Do this: Look through the material and tally each line bearing the word "their". Give only the total.

* * * * * * * * *

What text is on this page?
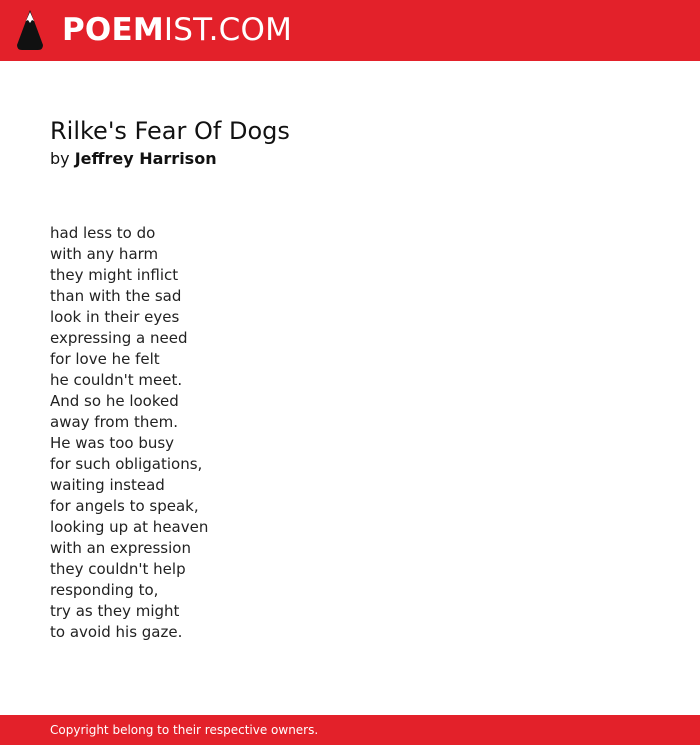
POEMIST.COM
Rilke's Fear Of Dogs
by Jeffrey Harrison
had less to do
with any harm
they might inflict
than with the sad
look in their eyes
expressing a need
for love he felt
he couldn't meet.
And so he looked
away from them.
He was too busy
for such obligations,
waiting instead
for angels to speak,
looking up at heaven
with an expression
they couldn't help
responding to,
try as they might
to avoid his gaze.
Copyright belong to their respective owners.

* * * * * * * * *

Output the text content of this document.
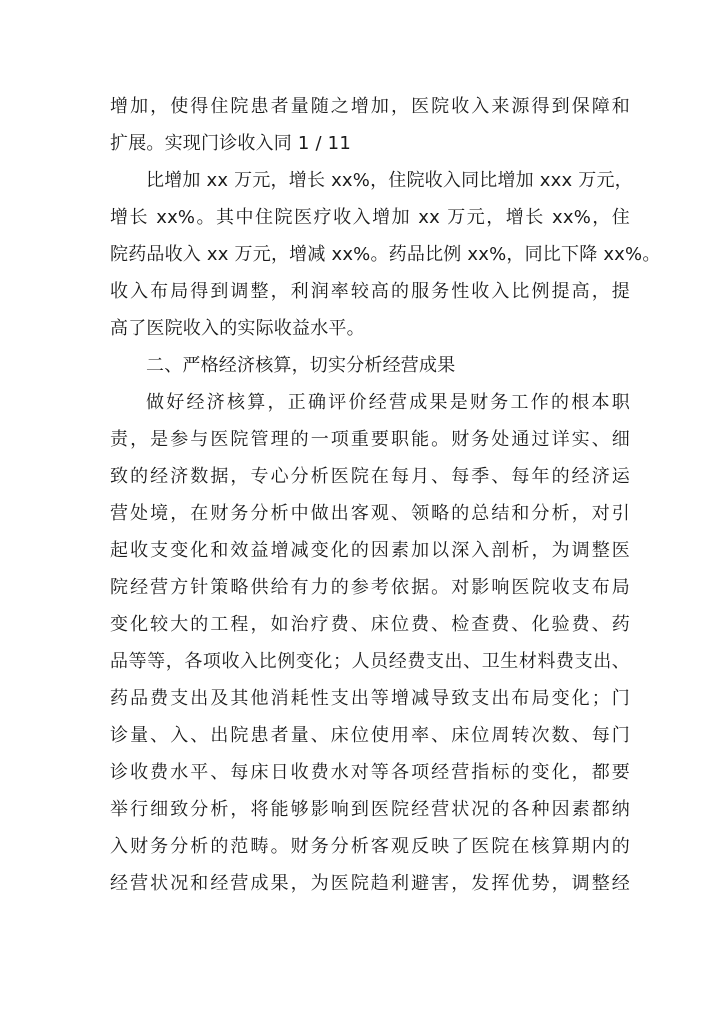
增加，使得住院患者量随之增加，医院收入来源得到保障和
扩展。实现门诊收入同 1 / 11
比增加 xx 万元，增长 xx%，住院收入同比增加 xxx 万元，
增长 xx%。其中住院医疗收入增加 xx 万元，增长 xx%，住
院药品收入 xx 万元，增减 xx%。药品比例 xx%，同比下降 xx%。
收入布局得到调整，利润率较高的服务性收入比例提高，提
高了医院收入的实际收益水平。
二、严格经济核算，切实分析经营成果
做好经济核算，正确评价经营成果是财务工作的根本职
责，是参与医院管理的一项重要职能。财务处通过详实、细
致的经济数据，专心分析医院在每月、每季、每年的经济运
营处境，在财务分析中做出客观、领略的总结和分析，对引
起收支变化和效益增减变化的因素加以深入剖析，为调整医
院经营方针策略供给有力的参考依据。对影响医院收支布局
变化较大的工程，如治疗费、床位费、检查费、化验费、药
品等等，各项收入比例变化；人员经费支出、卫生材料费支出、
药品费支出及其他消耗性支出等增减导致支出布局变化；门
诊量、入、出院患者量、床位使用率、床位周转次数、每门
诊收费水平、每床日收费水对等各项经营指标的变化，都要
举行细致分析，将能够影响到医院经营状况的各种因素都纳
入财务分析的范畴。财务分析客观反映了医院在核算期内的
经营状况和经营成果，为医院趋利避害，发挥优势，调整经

* * * * * * * * *

Full response: 2